— BEGIN —

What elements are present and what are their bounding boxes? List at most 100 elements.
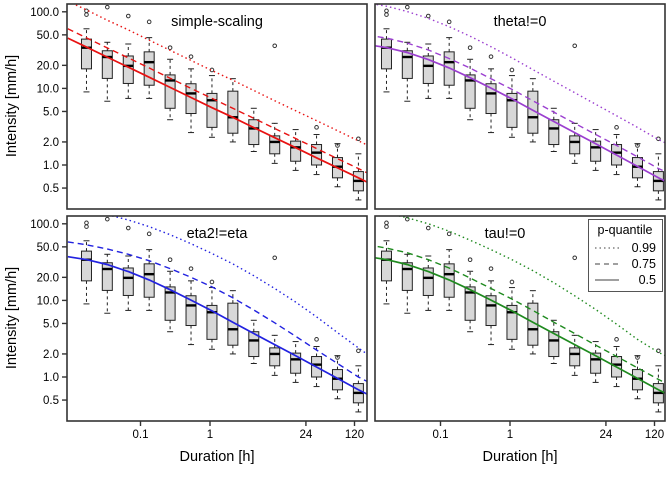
outlier-point [384,12,389,17]
outlier-point [314,337,319,342]
y-tick-label: 100.0 [30,219,59,231]
legend: p-quantile 0.99 0.75 0.5 [588,219,663,292]
outlier-point [167,45,173,50]
boxplot [443,231,455,311]
outlier-point [488,54,494,59]
panel-title-simple-scaling: simple-scaling [171,14,263,30]
boxplot [248,319,260,365]
boxplot [569,43,581,164]
y-tick-label: 50.0 [37,242,59,254]
box-iqr [590,352,602,374]
boxplot [185,54,197,134]
box-iqr [422,267,434,296]
boxplot [185,266,197,346]
panel-title-theta: theta!=0 [494,14,547,30]
box-iqr [569,347,581,367]
boxplot [485,54,497,134]
boxplot [401,4,413,102]
boxplot [464,45,476,121]
legend-label-099: 0.99 [632,241,656,255]
outlier-point [125,225,131,231]
outlier-point [125,13,131,19]
outlier-point [335,143,340,148]
y-tick-label: 20.0 [37,272,59,284]
y-tick-label: 2.0 [43,137,59,149]
box-iqr [290,140,302,162]
outlier-point [188,266,194,271]
quantile-curve-0.99 [396,216,665,357]
boxplot [122,225,134,311]
x-tick-label: 0.1 [433,429,449,441]
panel-theta!=0 [375,4,665,201]
boxplot [611,337,623,388]
box-iqr [164,286,176,321]
boxplot [311,337,323,388]
box-iqr [401,262,413,291]
box-iqr [548,331,560,358]
quantile-curve-0.75 [67,28,367,174]
y-tick-label: 0.5 [43,183,59,195]
boxplot [206,279,218,350]
y-tick-label: 5.0 [43,106,59,118]
boxplot [485,266,497,346]
y-tick-label: 50.0 [37,30,59,42]
panel-border [66,215,368,422]
outlier-point [384,8,389,14]
box-iqr [569,135,581,155]
x-axis-label-left: Duration [h] [180,449,255,465]
boxplot [548,107,560,153]
boxplot [80,220,92,305]
box-iqr [269,135,281,155]
box-iqr [227,90,239,134]
y-axis-label-top: Intensity [mm/h] [4,55,20,157]
y-axis-label-bottom: Intensity [mm/h] [4,267,20,369]
quantile-curve-0.99 [109,216,367,355]
boxplot [631,355,643,400]
y-tick-label: 1.0 [43,160,59,172]
box-iqr [269,347,281,367]
boxplot [206,67,218,138]
quantile-curve-0.75 [375,35,665,173]
boxplot [464,257,476,333]
quantile-curve-0.99 [375,4,665,144]
boxplot [80,8,92,93]
outlier-point [84,220,89,226]
boxplot [548,319,560,365]
boxplot [352,348,364,413]
box-iqr [80,38,92,70]
y-tick-label: 5.0 [43,318,59,330]
panel-border [374,3,666,210]
outlier-point [105,216,110,222]
box-iqr [380,250,392,282]
panel-title-tau: tau!=0 [485,226,526,242]
panel-border [66,3,368,210]
box-iqr [248,331,260,358]
quantile-curve-0.5 [67,37,367,183]
outlier-point [446,19,452,25]
outlier-point [467,257,473,262]
outlier-point [272,255,278,261]
quantile-curve-0.75 [67,241,367,382]
boxplot [227,78,239,143]
y-tick-label: 10.0 [37,83,59,95]
x-tick-label: 0.1 [133,429,149,441]
box-iqr [422,55,434,84]
panel-title-eta2: eta2!=eta [187,226,249,242]
box-iqr [464,286,476,321]
box-iqr [185,83,197,115]
outlier-point [572,43,578,49]
outlier-point [509,279,515,285]
outlier-point [488,266,494,271]
outlier-point [356,136,361,142]
boxplot [652,348,664,413]
boxplot [311,125,323,176]
boxplot [164,45,176,121]
box-iqr [290,352,302,374]
outlier-point [314,125,319,130]
boxplot [611,125,623,176]
x-tick-label: 120 [345,429,364,441]
boxplot [506,67,518,138]
box-iqr [122,267,134,296]
y-tick-label: 0.5 [43,395,59,407]
boxplot [527,78,539,143]
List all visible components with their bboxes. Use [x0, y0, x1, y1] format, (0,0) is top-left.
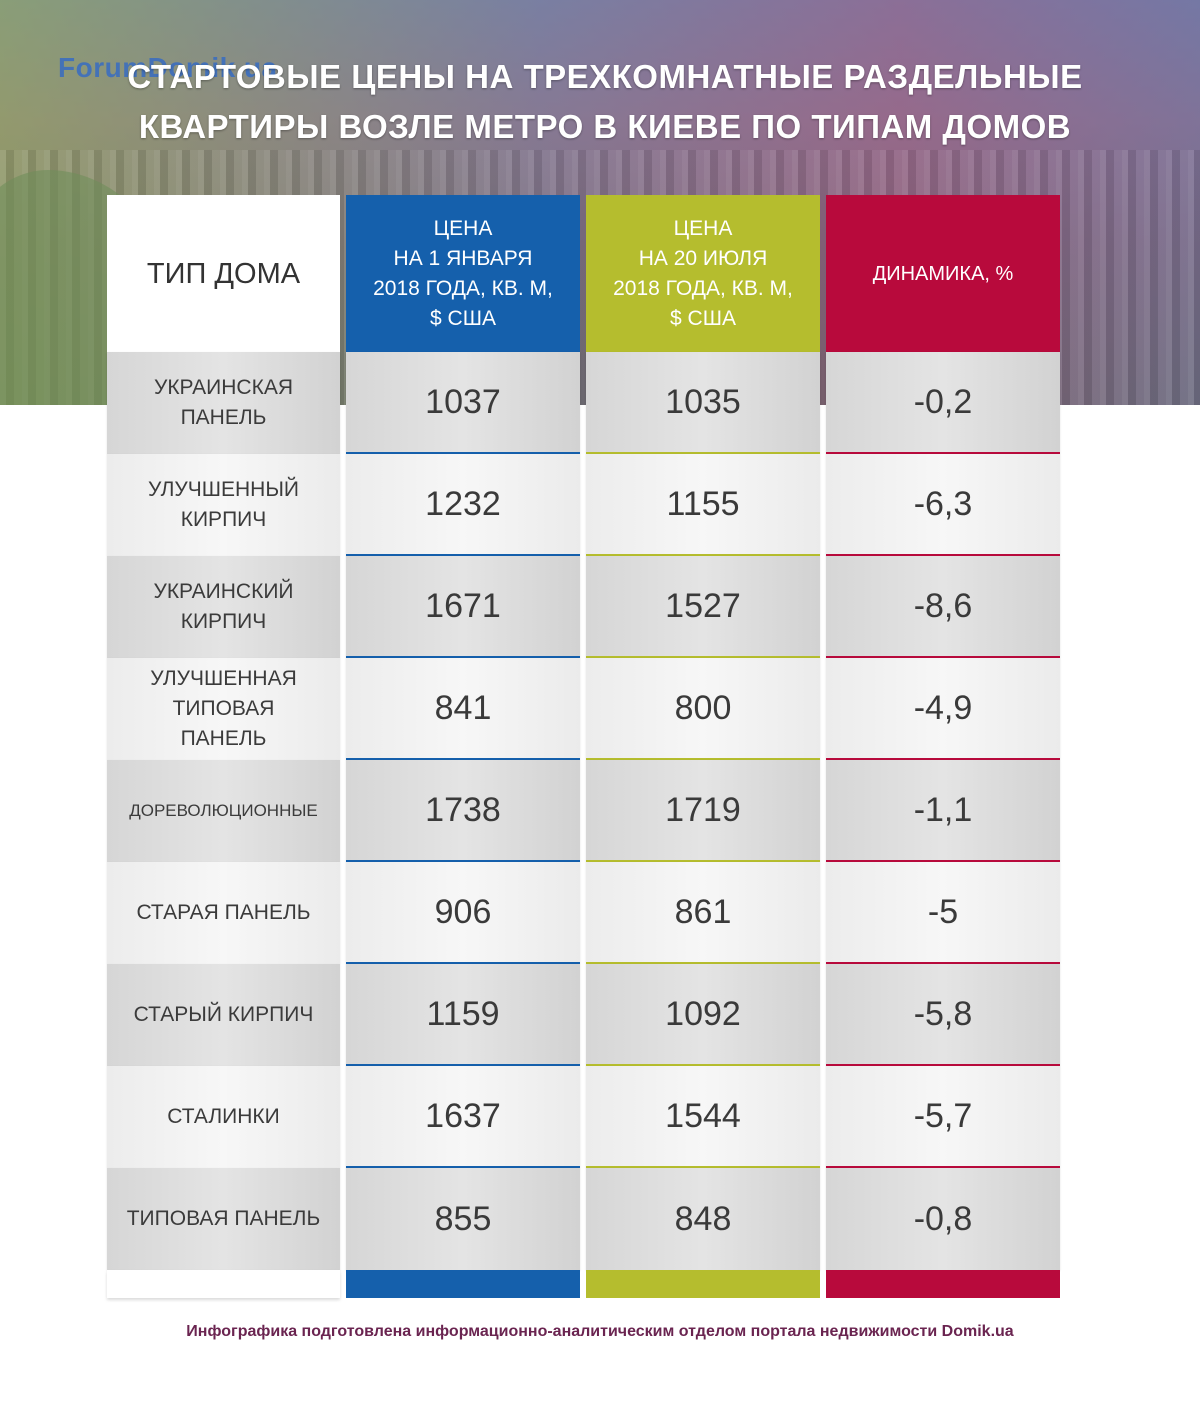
house-type-cells: УКРАИНСКАЯ ПАНЕЛЬ УЛУЧШЕННЫЙ КИРПИЧ УКРАИН… [107, 352, 340, 1270]
footer-bar-jul [586, 1270, 820, 1298]
dynamics-cell: -0,8 [826, 1168, 1060, 1270]
price-jan-cell: 1232 [346, 454, 580, 556]
price-jan-cell-text: 1637 [425, 1096, 501, 1135]
price-jan-cell: 841 [346, 658, 580, 760]
price-jul-cell: 1092 [586, 964, 820, 1066]
dynamics-cell-text: -8,6 [913, 586, 973, 625]
column-dynamics: ДИНАМИКА, % -0,2 -6,3 -8,6 -4,9 -1,1 -5 -5,8 -5… [826, 195, 1060, 1298]
price-jul-cell-text: 1544 [665, 1096, 741, 1135]
dynamics-cells: -0,2 -6,3 -8,6 -4,9 -1,1 -5 -5,8 -5,7 -0,8 [826, 352, 1060, 1270]
house-type-cell: ДОРЕВОЛЮЦИОННЫЕ [107, 760, 340, 862]
dynamics-cell-text: -0,2 [913, 382, 973, 421]
price-jan-cell-text: 841 [434, 688, 492, 727]
price-jul-cells: 1035 1155 1527 800 1719 861 1092 1544 848 [586, 352, 820, 1270]
price-jul-cell: 848 [586, 1168, 820, 1270]
price-jul-cell: 1719 [586, 760, 820, 862]
dynamics-cell: -1,1 [826, 760, 1060, 862]
dynamics-cell: -5,8 [826, 964, 1060, 1066]
price-jul-cell: 1527 [586, 556, 820, 658]
house-type-cell: СТАРЫЙ КИРПИЧ [107, 964, 340, 1066]
price-jan-cell: 1671 [346, 556, 580, 658]
price-jul-cell-text: 861 [674, 892, 732, 931]
price-jul-cell: 861 [586, 862, 820, 964]
house-type-cell-text: УКРАИНСКИЙ КИРПИЧ [153, 580, 294, 633]
price-jan-cell-text: 1738 [425, 790, 501, 829]
dynamics-cell-text: -4,9 [913, 688, 973, 727]
dynamics-cell: -6,3 [826, 454, 1060, 556]
dynamics-cell: -5,7 [826, 1066, 1060, 1168]
header-house-type: ТИП ДОМА [107, 195, 340, 352]
dynamics-cell: -5 [826, 862, 1060, 964]
house-type-cell-text: УЛУЧШЕННЫЙ КИРПИЧ [147, 478, 300, 531]
price-jan-cell-text: 1232 [425, 484, 501, 523]
footer-bar-dyn [826, 1270, 1060, 1298]
price-jan-cell: 855 [346, 1168, 580, 1270]
price-jul-cell: 1035 [586, 352, 820, 454]
house-type-cell: УЛУЧШЕННЫЙ КИРПИЧ [107, 454, 340, 556]
column-price-jul: ЦЕНА НА 20 ИЮЛЯ 2018 ГОДА, КВ. М, $ США … [586, 195, 820, 1298]
header-price-jan: ЦЕНА НА 1 ЯНВАРЯ 2018 ГОДА, КВ. М, $ США [346, 195, 580, 352]
header-price-jul: ЦЕНА НА 20 ИЮЛЯ 2018 ГОДА, КВ. М, $ США [586, 195, 820, 352]
header-price-jan-label: ЦЕНА НА 1 ЯНВАРЯ 2018 ГОДА, КВ. М, $ США [373, 216, 553, 330]
house-type-cell-text: СТАЛИНКИ [167, 1105, 280, 1128]
price-jan-cell: 1159 [346, 964, 580, 1066]
column-price-jan: ЦЕНА НА 1 ЯНВАРЯ 2018 ГОДА, КВ. М, $ США… [346, 195, 580, 1298]
price-jan-cell-text: 855 [434, 1199, 492, 1238]
price-jul-cell-text: 1155 [666, 484, 740, 523]
footer-bar-jan [346, 1270, 580, 1298]
price-jul-cell-text: 1527 [665, 586, 741, 625]
price-jan-cell: 1738 [346, 760, 580, 862]
price-jan-cell: 1637 [346, 1066, 580, 1168]
title-line-1: СТАРТОВЫЕ ЦЕНЫ НА ТРЕХКОМНАТНЫЕ РАЗДЕЛЬН… [127, 58, 1083, 95]
dynamics-cell: -0,2 [826, 352, 1060, 454]
price-jul-cell-text: 1092 [665, 994, 741, 1033]
price-jul-cell-text: 800 [674, 688, 732, 727]
house-type-cell: ТИПОВАЯ ПАНЕЛЬ [107, 1168, 340, 1270]
dynamics-cell: -4,9 [826, 658, 1060, 760]
house-type-cell-text: УКРАИНСКАЯ ПАНЕЛЬ [153, 376, 293, 429]
house-type-cell: СТАРАЯ ПАНЕЛЬ [107, 862, 340, 964]
dynamics-cell-text: -6,3 [913, 484, 973, 523]
house-type-cell-text: СТАРЫЙ КИРПИЧ [133, 1003, 314, 1026]
price-jan-cells: 1037 1232 1671 841 1738 906 1159 1637 855 [346, 352, 580, 1270]
price-jul-cell-text: 848 [674, 1199, 732, 1238]
house-type-cell: УЛУЧШЕННАЯ ТИПОВАЯ ПАНЕЛЬ [107, 658, 340, 760]
price-jul-cell-text: 1035 [665, 382, 741, 421]
dynamics-cell-text: -1,1 [913, 790, 973, 829]
price-jul-cell: 1155 [586, 454, 820, 556]
house-type-cell-text: УЛУЧШЕННАЯ ТИПОВАЯ ПАНЕЛЬ [150, 667, 297, 750]
house-type-cell: УКРАИНСКАЯ ПАНЕЛЬ [107, 352, 340, 454]
footer-note: Инфографика подготовлена информационно-а… [186, 1323, 1014, 1340]
dynamics-cell-text: -5 [927, 892, 959, 931]
house-type-cell: СТАЛИНКИ [107, 1066, 340, 1168]
dynamics-cell-text: -0,8 [913, 1199, 973, 1238]
dynamics-cell: -8,6 [826, 556, 1060, 658]
price-jan-cell: 1037 [346, 352, 580, 454]
price-jul-cell: 1544 [586, 1066, 820, 1168]
footer-bar-house-type [107, 1270, 340, 1298]
page-title: СТАРТОВЫЕ ЦЕНЫ НА ТРЕХКОМНАТНЫЕ РАЗДЕЛЬН… [90, 52, 1120, 152]
price-jan-cell-text: 1671 [425, 586, 501, 625]
price-jan-cell: 906 [346, 862, 580, 964]
house-type-cell-text: ДОРЕВОЛЮЦИОННЫЕ [129, 801, 318, 820]
price-jul-cell-text: 1719 [665, 790, 741, 829]
house-type-cell-text: ТИПОВАЯ ПАНЕЛЬ [126, 1207, 321, 1230]
header-dynamics: ДИНАМИКА, % [826, 195, 1060, 352]
title-line-2: КВАРТИРЫ ВОЗЛЕ МЕТРО В КИЕВЕ ПО ТИПАМ ДО… [138, 108, 1072, 145]
dynamics-cell-text: -5,7 [913, 1096, 973, 1135]
price-jul-cell: 800 [586, 658, 820, 760]
column-house-type: ТИП ДОМА УКРАИНСКАЯ ПАНЕЛЬ УЛУЧШЕННЫЙ КИР… [107, 195, 340, 1298]
header-price-jul-label: ЦЕНА НА 20 ИЮЛЯ 2018 ГОДА, КВ. М, $ США [613, 216, 793, 330]
price-jan-cell-text: 906 [434, 892, 492, 931]
house-type-cell: УКРАИНСКИЙ КИРПИЧ [107, 556, 340, 658]
price-jan-cell-text: 1159 [426, 994, 500, 1033]
price-jan-cell-text: 1037 [425, 382, 501, 421]
dynamics-cell-text: -5,8 [913, 994, 973, 1033]
watermark-logo: ForumDomik.ua [58, 52, 278, 83]
house-type-cell-text: СТАРАЯ ПАНЕЛЬ [136, 901, 311, 924]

— END —

■ **GOAL OF THE EXERCISE**
Identify every line in the data above that contains the string "their", and copy each of those lines in full.

■ **ANSWER TO THIS TASK**
What elements are present and what are their bounding boxes? List at most 100 elements.
List all visible components with their bboxes. Use [x0, y0, x1, y1] format, (0,0) is top-left.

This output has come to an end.